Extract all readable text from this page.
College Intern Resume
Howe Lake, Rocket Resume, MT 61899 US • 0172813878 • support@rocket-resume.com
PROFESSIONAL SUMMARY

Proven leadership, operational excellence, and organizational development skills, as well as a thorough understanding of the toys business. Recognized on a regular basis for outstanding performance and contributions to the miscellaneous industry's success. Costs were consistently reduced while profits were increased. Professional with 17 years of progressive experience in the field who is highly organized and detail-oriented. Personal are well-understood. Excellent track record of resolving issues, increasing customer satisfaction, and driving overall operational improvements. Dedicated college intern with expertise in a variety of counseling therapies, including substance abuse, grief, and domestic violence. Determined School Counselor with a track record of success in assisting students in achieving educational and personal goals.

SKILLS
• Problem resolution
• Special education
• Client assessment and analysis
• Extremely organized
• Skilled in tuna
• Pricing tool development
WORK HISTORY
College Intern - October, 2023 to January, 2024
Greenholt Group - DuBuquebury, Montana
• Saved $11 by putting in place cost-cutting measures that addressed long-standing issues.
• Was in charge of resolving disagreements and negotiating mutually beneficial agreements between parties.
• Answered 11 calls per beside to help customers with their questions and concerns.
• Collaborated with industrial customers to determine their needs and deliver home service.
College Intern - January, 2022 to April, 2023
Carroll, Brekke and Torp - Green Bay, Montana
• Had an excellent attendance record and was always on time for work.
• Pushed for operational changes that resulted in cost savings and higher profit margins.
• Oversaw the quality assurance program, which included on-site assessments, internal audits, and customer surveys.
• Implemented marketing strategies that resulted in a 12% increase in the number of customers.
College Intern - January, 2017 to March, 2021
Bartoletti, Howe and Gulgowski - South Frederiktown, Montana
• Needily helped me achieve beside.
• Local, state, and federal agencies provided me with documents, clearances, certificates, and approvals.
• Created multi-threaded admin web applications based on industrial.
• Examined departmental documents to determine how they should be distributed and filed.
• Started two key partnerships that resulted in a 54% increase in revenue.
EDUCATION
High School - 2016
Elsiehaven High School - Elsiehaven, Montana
====
# THE PROBLEM
Look through the material above. Copy each line where the word "resulted" appears.

# ANSWER FOR THIS EXERCISE
• Pushed for operational changes that resulted in cost savings and higher profit margins.
• Implemented marketing strategies that resulted in a 12% increase in the number of customers.
• Started two key partnerships that resulted in a 54% increase in revenue.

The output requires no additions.